_Record extracts_.
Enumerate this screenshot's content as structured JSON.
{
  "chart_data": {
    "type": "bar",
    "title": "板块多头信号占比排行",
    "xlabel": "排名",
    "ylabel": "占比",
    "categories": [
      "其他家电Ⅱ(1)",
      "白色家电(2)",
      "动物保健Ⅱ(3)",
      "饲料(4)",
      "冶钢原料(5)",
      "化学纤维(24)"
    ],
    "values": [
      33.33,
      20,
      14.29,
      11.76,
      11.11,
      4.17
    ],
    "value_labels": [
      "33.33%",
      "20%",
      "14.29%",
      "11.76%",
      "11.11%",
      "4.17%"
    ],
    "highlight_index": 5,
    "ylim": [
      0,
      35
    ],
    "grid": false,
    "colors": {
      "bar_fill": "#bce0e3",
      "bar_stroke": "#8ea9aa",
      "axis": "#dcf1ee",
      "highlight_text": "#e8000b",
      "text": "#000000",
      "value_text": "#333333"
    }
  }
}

_The problem_. Give the entries once more, exactly as they appear.

_Output for this exercise_.
Enumerate this screenshot's content as structured JSON.
{
  "chart_data": {
    "type": "bar",
    "title": "板块多头信号占比排行",
    "xlabel": "排名",
    "ylabel": "占比",
    "categories": [
      "其他家电Ⅱ(1)",
      "白色家电(2)",
      "动物保健Ⅱ(3)",
      "饲料(4)",
      "冶钢原料(5)",
      "化学纤维(24)"
    ],
    "values": [
      33.33,
      20,
      14.29,
      11.76,
      11.11,
      4.17
    ],
    "value_labels": [
      "33.33%",
      "20%",
      "14.29%",
      "11.76%",
      "11.11%",
      "4.17%"
    ],
    "highlight_index": 5,
    "ylim": [
      0,
      35
    ],
    "grid": false,
    "colors": {
      "bar_fill": "#bce0e3",
      "bar_stroke": "#8ea9aa",
      "axis": "#dcf1ee",
      "highlight_text": "#e8000b",
      "text": "#000000",
      "value_text": "#333333"
    }
  }
}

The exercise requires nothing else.